◆ Vorliegender Text ◆
Ich möchte von Roger wissen, wie Hairbalancing funktioniert, und zücke meinen Notizblock. Als wolle seine Katze meine ungeteilte Aufmerksamkeit auf das Gespräch lenken, springt sie mir auf den Schoss und macht sich schnurrend auf meinen Notizen breit. Roger beginnt zu erklären: “Je nachdem, wo, in welche Richtung und wie die Haare wachsen, kann ich erkennen, wie stark man in seiner männlichen oder weiblichen Energie ist. Je nachdem kann ich dann den Haaren Signale schicken und ihnen sozusagen vorschlagen, in eine bestimmte Richtung zu wachsen. Durch mentale Kraft kann man Negatives in die Spitzen leiten, und ich schneide es dann ab. Das kann Erleichterung verschaffen.” Ich muss an zahlreiche Freundinnen denken, die nach ihren Trennungen als erstes einen Friseurtermin ausmachen.

◆ Bereitgestelltes Material ◆
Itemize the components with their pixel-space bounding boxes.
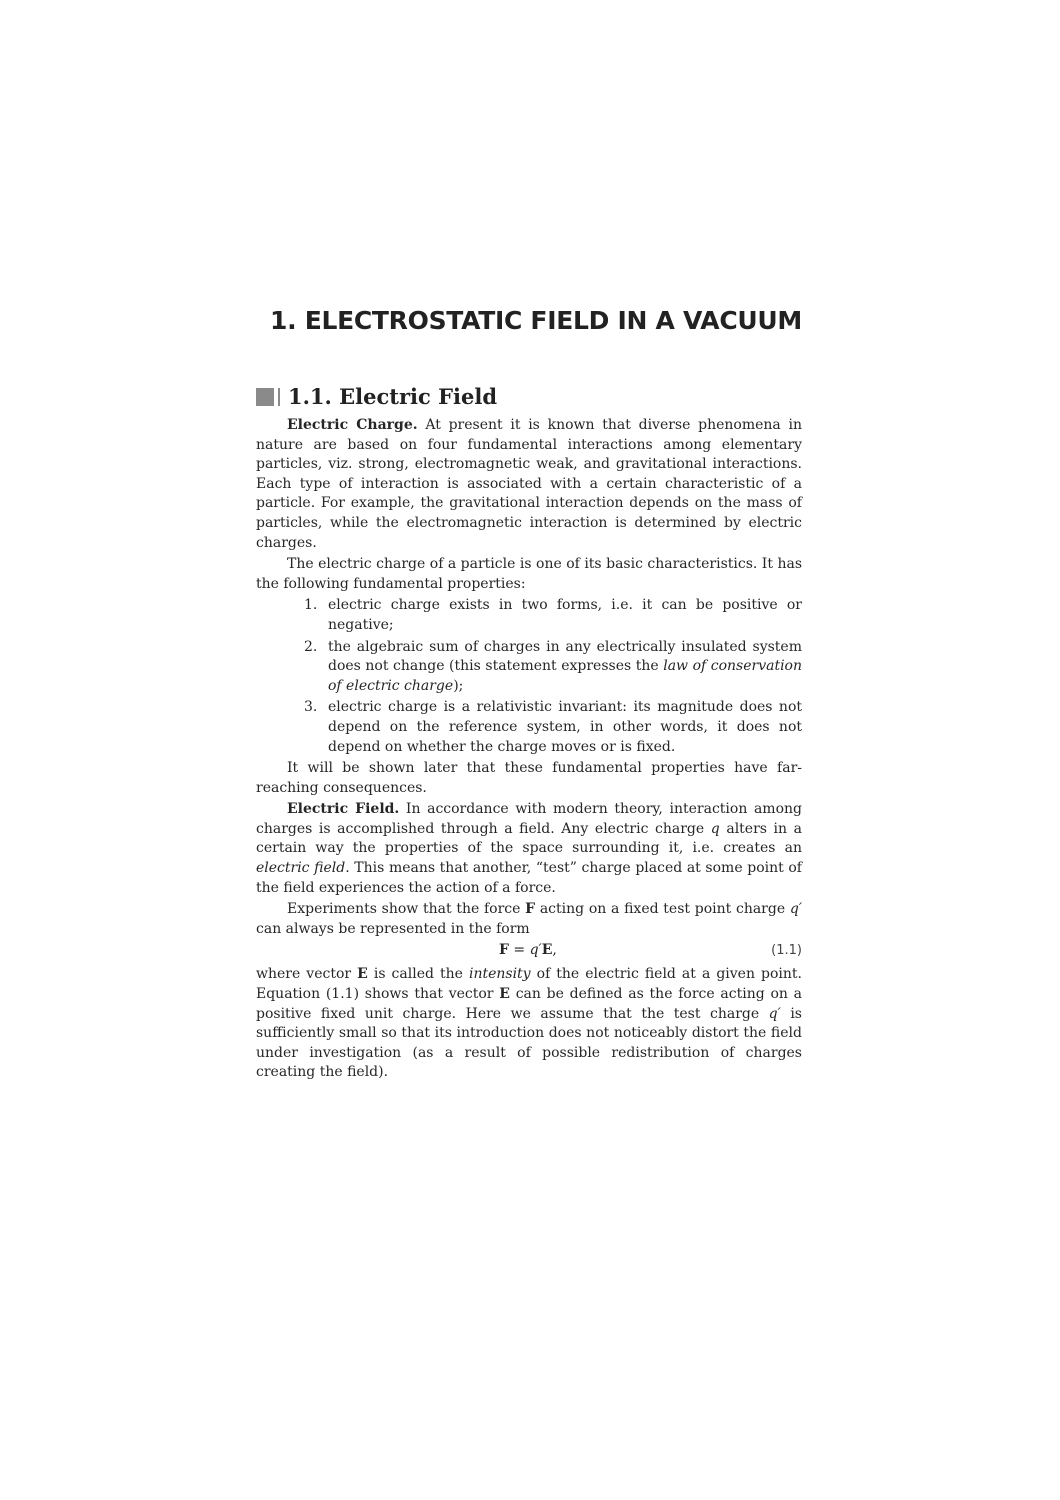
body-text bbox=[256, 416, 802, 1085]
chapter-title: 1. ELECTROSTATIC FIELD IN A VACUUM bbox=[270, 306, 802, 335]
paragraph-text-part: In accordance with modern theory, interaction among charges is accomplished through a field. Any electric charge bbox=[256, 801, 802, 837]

◆ Aufgabenstellung 1 ◆
Schreiben Sie aus dem Text über das Hairbalancing den Abschnitt ab, der mit den Worten „Ich möchte von“ beginnt und mit „einen Friseurtermin ausmachen.“ schließt.
◆ Aufgabenstellung 2 ◆
Was geschieht laut dem Text über das Hairbalancing mit dem Negativen, das durch mentale Kraft in die Haarspitzen geleitet wird?
◆ Aufgabenstellung 3 ◆
Führen Sie den Text über das Hairbalancing im Anschluss an seinen letzten Satz weiter.

◆ Lösung 1 ◆
Ich möchte von Roger wissen, wie Hairbalancing funktioniert, und zücke meinen Notizblock. Als wolle seine Katze meine ungeteilte Aufmerksamkeit auf das Gespräch lenken, springt sie mir auf den Schoss und macht sich schnurrend auf meinen Notizen breit. Roger beginnt zu erklären: “Je nachdem, wo, in welche Richtung und wie die Haare wachsen, kann ich erkennen, wie stark man in seiner männlichen oder weiblichen Energie ist. Je nachdem kann ich dann den Haaren Signale schicken und ihnen sozusagen vorschlagen, in eine bestimmte Richtung zu wachsen. Durch mentale Kraft kann man Negatives in die Spitzen leiten, und ich schneide es dann ab. Das kann Erleichterung verschaffen.” Ich muss an zahlreiche Freundinnen denken, die nach ihren Trennungen als erstes einen Friseurtermin ausmachen.

◆ Lösung 2 ◆
Roger schneidet es ab.

◆ Lösung 3 ◆
Foto mit freundlicher Genehmigung von Roger Spiess

Nachdem die Katze mich aus meiner Pflicht entlassen hat, beginnt Roger mit dem Lesen meiner Haare. Mit vorsichtigen Händen streicht er durch meine Strähnen, zieht mal hier und mal da, übt Druck auf meine Schädelplatte aus und erzählt mir, was er herausspüren kann. Er erzählt mir von meinen Charaktereigenschaften, davon, wie stark meine männliche und weibliche Seite ausgeglichen sind, und er merkt, dass eine wichtige Entscheidung bevorsteht. Grund zur Panik gibt es zum Glück nicht: Da mein Leben aber wohl grundsätzlich in einem grünen Bereich liegt, werde ich nicht viele Haare lassen müssen. Roger holt seine Schere. Einen Spiegel gibt es nicht. Ich beschliesse, Roger zu vertrauen und mich ganz darauf zu verlassen, dass er deutlich genug herausgespürt hat, dass mein Wesen nicht nach einem Vokuhila verlangt.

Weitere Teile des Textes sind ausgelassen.